* _What is expected_
Output all the material that follows, exactly as given.
------ Records provided
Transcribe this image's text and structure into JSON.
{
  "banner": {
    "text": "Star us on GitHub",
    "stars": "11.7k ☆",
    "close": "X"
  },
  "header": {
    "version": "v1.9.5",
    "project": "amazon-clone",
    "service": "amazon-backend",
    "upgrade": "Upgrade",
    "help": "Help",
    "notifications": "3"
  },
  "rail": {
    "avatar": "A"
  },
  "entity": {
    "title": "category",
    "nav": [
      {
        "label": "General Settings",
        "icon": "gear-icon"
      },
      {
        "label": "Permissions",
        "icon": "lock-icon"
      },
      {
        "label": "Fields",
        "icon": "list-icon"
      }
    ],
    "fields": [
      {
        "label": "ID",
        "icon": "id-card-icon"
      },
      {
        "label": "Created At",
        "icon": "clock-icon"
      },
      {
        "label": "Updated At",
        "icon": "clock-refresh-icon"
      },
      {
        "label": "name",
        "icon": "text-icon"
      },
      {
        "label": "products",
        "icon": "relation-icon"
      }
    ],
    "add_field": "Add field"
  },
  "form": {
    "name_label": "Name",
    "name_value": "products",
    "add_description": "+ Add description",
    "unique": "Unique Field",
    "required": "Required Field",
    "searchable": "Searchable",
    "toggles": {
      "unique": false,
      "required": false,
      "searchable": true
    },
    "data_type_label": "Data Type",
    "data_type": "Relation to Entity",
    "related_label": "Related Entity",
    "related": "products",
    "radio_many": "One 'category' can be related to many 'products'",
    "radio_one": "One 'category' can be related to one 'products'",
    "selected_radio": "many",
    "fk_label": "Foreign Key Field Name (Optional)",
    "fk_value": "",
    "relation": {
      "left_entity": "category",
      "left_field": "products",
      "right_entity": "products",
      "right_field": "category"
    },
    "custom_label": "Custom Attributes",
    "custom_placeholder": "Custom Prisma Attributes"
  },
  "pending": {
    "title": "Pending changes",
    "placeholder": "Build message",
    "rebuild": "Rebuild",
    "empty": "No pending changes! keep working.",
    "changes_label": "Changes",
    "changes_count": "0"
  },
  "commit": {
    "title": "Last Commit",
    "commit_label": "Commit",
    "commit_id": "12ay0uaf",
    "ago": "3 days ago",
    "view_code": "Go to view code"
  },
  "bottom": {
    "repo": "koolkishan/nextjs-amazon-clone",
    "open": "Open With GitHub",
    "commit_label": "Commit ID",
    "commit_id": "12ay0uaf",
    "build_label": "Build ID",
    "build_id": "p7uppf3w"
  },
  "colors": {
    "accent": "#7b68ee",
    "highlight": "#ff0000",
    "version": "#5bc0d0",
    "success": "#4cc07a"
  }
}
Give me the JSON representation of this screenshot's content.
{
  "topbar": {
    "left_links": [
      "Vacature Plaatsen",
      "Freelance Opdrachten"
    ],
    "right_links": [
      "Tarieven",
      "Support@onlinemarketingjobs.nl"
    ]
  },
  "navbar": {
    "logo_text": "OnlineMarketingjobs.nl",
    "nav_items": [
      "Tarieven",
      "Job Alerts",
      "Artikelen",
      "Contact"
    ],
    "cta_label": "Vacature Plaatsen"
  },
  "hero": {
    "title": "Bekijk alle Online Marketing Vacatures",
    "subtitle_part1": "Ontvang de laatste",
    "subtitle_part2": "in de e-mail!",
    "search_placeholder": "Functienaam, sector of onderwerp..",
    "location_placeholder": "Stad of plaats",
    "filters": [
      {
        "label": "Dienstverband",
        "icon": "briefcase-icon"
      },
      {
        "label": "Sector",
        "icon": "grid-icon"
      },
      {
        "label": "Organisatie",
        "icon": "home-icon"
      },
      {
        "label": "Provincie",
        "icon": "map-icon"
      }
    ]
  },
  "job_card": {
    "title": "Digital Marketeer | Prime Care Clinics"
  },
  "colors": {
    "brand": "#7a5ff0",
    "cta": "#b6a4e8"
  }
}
------------
* _Answer to the exercise_
Transcribe this image's text and structure into JSON.
{
  "banner": {
    "text": "Star us on GitHub",
    "stars": "11.7k ☆",
    "close": "X"
  },
  "header": {
    "version": "v1.9.5",
    "project": "amazon-clone",
    "service": "amazon-backend",
    "upgrade": "Upgrade",
    "help": "Help",
    "notifications": "3"
  },
  "rail": {
    "avatar": "A"
  },
  "entity": {
    "title": "category",
    "nav": [
      {
        "label": "General Settings",
        "icon": "gear-icon"
      },
      {
        "label": "Permissions",
        "icon": "lock-icon"
      },
      {
        "label": "Fields",
        "icon": "list-icon"
      }
    ],
    "fields": [
      {
        "label": "ID",
        "icon": "id-card-icon"
      },
      {
        "label": "Created At",
        "icon": "clock-icon"
      },
      {
        "label": "Updated At",
        "icon": "clock-refresh-icon"
      },
      {
        "label": "name",
        "icon": "text-icon"
      },
      {
        "label": "products",
        "icon": "relation-icon"
      }
    ],
    "add_field": "Add field"
  },
  "form": {
    "name_label": "Name",
    "name_value": "products",
    "add_description": "+ Add description",
    "unique": "Unique Field",
    "required": "Required Field",
    "searchable": "Searchable",
    "toggles": {
      "unique": false,
      "required": false,
      "searchable": true
    },
    "data_type_label": "Data Type",
    "data_type": "Relation to Entity",
    "related_label": "Related Entity",
    "related": "products",
    "radio_many": "One 'category' can be related to many 'products'",
    "radio_one": "One 'category' can be related to one 'products'",
    "selected_radio": "many",
    "fk_label": "Foreign Key Field Name (Optional)",
    "fk_value": "",
    "relation": {
      "left_entity": "category",
      "left_field": "products",
      "right_entity": "products",
      "right_field": "category"
    },
    "custom_label": "Custom Attributes",
    "custom_placeholder": "Custom Prisma Attributes"
  },
  "pending": {
    "title": "Pending changes",
    "placeholder": "Build message",
    "rebuild": "Rebuild",
    "empty": "No pending changes! keep working.",
    "changes_label": "Changes",
    "changes_count": "0"
  },
  "commit": {
    "title": "Last Commit",
    "commit_label": "Commit",
    "commit_id": "12ay0uaf",
    "ago": "3 days ago",
    "view_code": "Go to view code"
  },
  "bottom": {
    "repo": "koolkishan/nextjs-amazon-clone",
    "open": "Open With GitHub",
    "commit_label": "Commit ID",
    "commit_id": "12ay0uaf",
    "build_label": "Build ID",
    "build_id": "p7uppf3w"
  },
  "colors": {
    "accent": "#7b68ee",
    "highlight": "#ff0000",
    "version": "#5bc0d0",
    "success": "#4cc07a"
  }
}
Give me the JSON representation of this screenshot's content.
{
  "topbar": {
    "left_links": [
      "Vacature Plaatsen",
      "Freelance Opdrachten"
    ],
    "right_links": [
      "Tarieven",
      "Support@onlinemarketingjobs.nl"
    ]
  },
  "navbar": {
    "logo_text": "OnlineMarketingjobs.nl",
    "nav_items": [
      "Tarieven",
      "Job Alerts",
      "Artikelen",
      "Contact"
    ],
    "cta_label": "Vacature Plaatsen"
  },
  "hero": {
    "title": "Bekijk alle Online Marketing Vacatures",
    "subtitle_part1": "Ontvang de laatste",
    "subtitle_part2": "in de e-mail!",
    "search_placeholder": "Functienaam, sector of onderwerp..",
    "location_placeholder": "Stad of plaats",
    "filters": [
      {
        "label": "Dienstverband",
        "icon": "briefcase-icon"
      },
      {
        "label": "Sector",
        "icon": "grid-icon"
      },
      {
        "label": "Organisatie",
        "icon": "home-icon"
      },
      {
        "label": "Provincie",
        "icon": "map-icon"
      }
    ]
  },
  "job_card": {
    "title": "Digital Marketeer | Prime Care Clinics"
  },
  "colors": {
    "brand": "#7a5ff0",
    "cta": "#b6a4e8"
  }
}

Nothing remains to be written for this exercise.